Stored records:
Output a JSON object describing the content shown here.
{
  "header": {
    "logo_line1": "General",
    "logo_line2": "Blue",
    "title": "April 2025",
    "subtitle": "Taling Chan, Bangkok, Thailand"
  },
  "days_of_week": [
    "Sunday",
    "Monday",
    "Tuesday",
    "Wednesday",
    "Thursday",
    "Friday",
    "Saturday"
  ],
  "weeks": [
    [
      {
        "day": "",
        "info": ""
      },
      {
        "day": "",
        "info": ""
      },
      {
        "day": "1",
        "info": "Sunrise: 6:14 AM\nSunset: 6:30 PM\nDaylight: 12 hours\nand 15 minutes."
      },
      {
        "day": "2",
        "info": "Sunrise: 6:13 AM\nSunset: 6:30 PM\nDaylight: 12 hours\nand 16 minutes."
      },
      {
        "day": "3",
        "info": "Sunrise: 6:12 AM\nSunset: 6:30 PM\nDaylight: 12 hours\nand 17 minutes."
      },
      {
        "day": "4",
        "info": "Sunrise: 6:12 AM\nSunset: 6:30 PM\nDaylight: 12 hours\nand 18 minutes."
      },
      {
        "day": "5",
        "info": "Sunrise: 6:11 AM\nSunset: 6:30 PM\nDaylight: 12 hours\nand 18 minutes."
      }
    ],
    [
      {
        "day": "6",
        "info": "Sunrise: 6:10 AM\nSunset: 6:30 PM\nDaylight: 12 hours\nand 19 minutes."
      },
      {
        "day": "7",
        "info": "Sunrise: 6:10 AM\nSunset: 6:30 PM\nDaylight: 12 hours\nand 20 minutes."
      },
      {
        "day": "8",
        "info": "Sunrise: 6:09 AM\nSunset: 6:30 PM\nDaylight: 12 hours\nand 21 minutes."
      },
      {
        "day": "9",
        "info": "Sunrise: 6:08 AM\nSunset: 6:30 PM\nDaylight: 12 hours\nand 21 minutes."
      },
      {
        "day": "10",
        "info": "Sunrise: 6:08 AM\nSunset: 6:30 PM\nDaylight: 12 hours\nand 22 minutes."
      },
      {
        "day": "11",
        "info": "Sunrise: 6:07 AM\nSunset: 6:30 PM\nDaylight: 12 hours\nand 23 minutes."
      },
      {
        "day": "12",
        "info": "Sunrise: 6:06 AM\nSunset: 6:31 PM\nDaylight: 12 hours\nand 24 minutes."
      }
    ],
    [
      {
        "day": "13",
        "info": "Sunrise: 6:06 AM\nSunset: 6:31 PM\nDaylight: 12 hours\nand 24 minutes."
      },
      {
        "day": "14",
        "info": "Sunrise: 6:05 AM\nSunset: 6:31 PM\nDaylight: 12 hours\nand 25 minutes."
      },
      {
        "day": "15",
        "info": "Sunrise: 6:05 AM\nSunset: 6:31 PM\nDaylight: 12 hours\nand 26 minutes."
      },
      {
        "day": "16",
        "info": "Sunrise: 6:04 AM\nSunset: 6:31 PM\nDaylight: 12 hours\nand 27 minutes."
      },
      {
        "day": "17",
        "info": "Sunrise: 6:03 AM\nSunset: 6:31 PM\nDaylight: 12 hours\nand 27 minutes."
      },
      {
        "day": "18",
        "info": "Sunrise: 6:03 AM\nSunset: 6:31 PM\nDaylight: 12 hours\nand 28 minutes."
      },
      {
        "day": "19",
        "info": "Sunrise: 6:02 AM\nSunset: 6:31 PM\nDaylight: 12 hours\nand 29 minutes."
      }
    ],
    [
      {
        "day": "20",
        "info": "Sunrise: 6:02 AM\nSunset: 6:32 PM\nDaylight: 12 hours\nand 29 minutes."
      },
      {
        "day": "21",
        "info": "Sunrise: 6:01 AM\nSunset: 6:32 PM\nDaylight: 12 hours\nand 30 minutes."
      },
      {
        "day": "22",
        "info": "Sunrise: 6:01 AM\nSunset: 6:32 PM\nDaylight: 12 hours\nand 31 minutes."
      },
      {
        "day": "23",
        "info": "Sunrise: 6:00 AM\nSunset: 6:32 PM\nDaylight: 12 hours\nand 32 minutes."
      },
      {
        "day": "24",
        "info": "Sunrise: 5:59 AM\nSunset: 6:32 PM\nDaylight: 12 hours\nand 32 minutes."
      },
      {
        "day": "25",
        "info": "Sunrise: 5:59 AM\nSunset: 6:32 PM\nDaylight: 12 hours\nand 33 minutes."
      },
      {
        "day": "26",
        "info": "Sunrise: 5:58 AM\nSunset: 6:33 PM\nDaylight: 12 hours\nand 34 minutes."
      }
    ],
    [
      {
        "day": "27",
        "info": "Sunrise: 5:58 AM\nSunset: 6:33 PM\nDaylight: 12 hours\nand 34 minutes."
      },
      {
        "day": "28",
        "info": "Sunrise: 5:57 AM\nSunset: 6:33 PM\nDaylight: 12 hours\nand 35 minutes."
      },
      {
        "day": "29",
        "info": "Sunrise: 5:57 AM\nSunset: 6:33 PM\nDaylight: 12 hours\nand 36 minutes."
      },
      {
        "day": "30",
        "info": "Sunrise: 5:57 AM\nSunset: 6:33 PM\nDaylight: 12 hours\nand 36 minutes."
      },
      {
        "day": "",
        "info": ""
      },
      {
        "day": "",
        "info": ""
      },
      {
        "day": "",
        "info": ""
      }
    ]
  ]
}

To do: Every entry must be retyped in full, exactly as given.

Answer for this exercise:
Output a JSON object describing the content shown here.
{
  "header": {
    "logo_line1": "General",
    "logo_line2": "Blue",
    "title": "April 2025",
    "subtitle": "Taling Chan, Bangkok, Thailand"
  },
  "days_of_week": [
    "Sunday",
    "Monday",
    "Tuesday",
    "Wednesday",
    "Thursday",
    "Friday",
    "Saturday"
  ],
  "weeks": [
    [
      {
        "day": "",
        "info": ""
      },
      {
        "day": "",
        "info": ""
      },
      {
        "day": "1",
        "info": "Sunrise: 6:14 AM\nSunset: 6:30 PM\nDaylight: 12 hours\nand 15 minutes."
      },
      {
        "day": "2",
        "info": "Sunrise: 6:13 AM\nSunset: 6:30 PM\nDaylight: 12 hours\nand 16 minutes."
      },
      {
        "day": "3",
        "info": "Sunrise: 6:12 AM\nSunset: 6:30 PM\nDaylight: 12 hours\nand 17 minutes."
      },
      {
        "day": "4",
        "info": "Sunrise: 6:12 AM\nSunset: 6:30 PM\nDaylight: 12 hours\nand 18 minutes."
      },
      {
        "day": "5",
        "info": "Sunrise: 6:11 AM\nSunset: 6:30 PM\nDaylight: 12 hours\nand 18 minutes."
      }
    ],
    [
      {
        "day": "6",
        "info": "Sunrise: 6:10 AM\nSunset: 6:30 PM\nDaylight: 12 hours\nand 19 minutes."
      },
      {
        "day": "7",
        "info": "Sunrise: 6:10 AM\nSunset: 6:30 PM\nDaylight: 12 hours\nand 20 minutes."
      },
      {
        "day": "8",
        "info": "Sunrise: 6:09 AM\nSunset: 6:30 PM\nDaylight: 12 hours\nand 21 minutes."
      },
      {
        "day": "9",
        "info": "Sunrise: 6:08 AM\nSunset: 6:30 PM\nDaylight: 12 hours\nand 21 minutes."
      },
      {
        "day": "10",
        "info": "Sunrise: 6:08 AM\nSunset: 6:30 PM\nDaylight: 12 hours\nand 22 minutes."
      },
      {
        "day": "11",
        "info": "Sunrise: 6:07 AM\nSunset: 6:30 PM\nDaylight: 12 hours\nand 23 minutes."
      },
      {
        "day": "12",
        "info": "Sunrise: 6:06 AM\nSunset: 6:31 PM\nDaylight: 12 hours\nand 24 minutes."
      }
    ],
    [
      {
        "day": "13",
        "info": "Sunrise: 6:06 AM\nSunset: 6:31 PM\nDaylight: 12 hours\nand 24 minutes."
      },
      {
        "day": "14",
        "info": "Sunrise: 6:05 AM\nSunset: 6:31 PM\nDaylight: 12 hours\nand 25 minutes."
      },
      {
        "day": "15",
        "info": "Sunrise: 6:05 AM\nSunset: 6:31 PM\nDaylight: 12 hours\nand 26 minutes."
      },
      {
        "day": "16",
        "info": "Sunrise: 6:04 AM\nSunset: 6:31 PM\nDaylight: 12 hours\nand 27 minutes."
      },
      {
        "day": "17",
        "info": "Sunrise: 6:03 AM\nSunset: 6:31 PM\nDaylight: 12 hours\nand 27 minutes."
      },
      {
        "day": "18",
        "info": "Sunrise: 6:03 AM\nSunset: 6:31 PM\nDaylight: 12 hours\nand 28 minutes."
      },
      {
        "day": "19",
        "info": "Sunrise: 6:02 AM\nSunset: 6:31 PM\nDaylight: 12 hours\nand 29 minutes."
      }
    ],
    [
      {
        "day": "20",
        "info": "Sunrise: 6:02 AM\nSunset: 6:32 PM\nDaylight: 12 hours\nand 29 minutes."
      },
      {
        "day": "21",
        "info": "Sunrise: 6:01 AM\nSunset: 6:32 PM\nDaylight: 12 hours\nand 30 minutes."
      },
      {
        "day": "22",
        "info": "Sunrise: 6:01 AM\nSunset: 6:32 PM\nDaylight: 12 hours\nand 31 minutes."
      },
      {
        "day": "23",
        "info": "Sunrise: 6:00 AM\nSunset: 6:32 PM\nDaylight: 12 hours\nand 32 minutes."
      },
      {
        "day": "24",
        "info": "Sunrise: 5:59 AM\nSunset: 6:32 PM\nDaylight: 12 hours\nand 32 minutes."
      },
      {
        "day": "25",
        "info": "Sunrise: 5:59 AM\nSunset: 6:32 PM\nDaylight: 12 hours\nand 33 minutes."
      },
      {
        "day": "26",
        "info": "Sunrise: 5:58 AM\nSunset: 6:33 PM\nDaylight: 12 hours\nand 34 minutes."
      }
    ],
    [
      {
        "day": "27",
        "info": "Sunrise: 5:58 AM\nSunset: 6:33 PM\nDaylight: 12 hours\nand 34 minutes."
      },
      {
        "day": "28",
        "info": "Sunrise: 5:57 AM\nSunset: 6:33 PM\nDaylight: 12 hours\nand 35 minutes."
      },
      {
        "day": "29",
        "info": "Sunrise: 5:57 AM\nSunset: 6:33 PM\nDaylight: 12 hours\nand 36 minutes."
      },
      {
        "day": "30",
        "info": "Sunrise: 5:57 AM\nSunset: 6:33 PM\nDaylight: 12 hours\nand 36 minutes."
      },
      {
        "day": "",
        "info": ""
      },
      {
        "day": "",
        "info": ""
      },
      {
        "day": "",
        "info": ""
      }
    ]
  ]
}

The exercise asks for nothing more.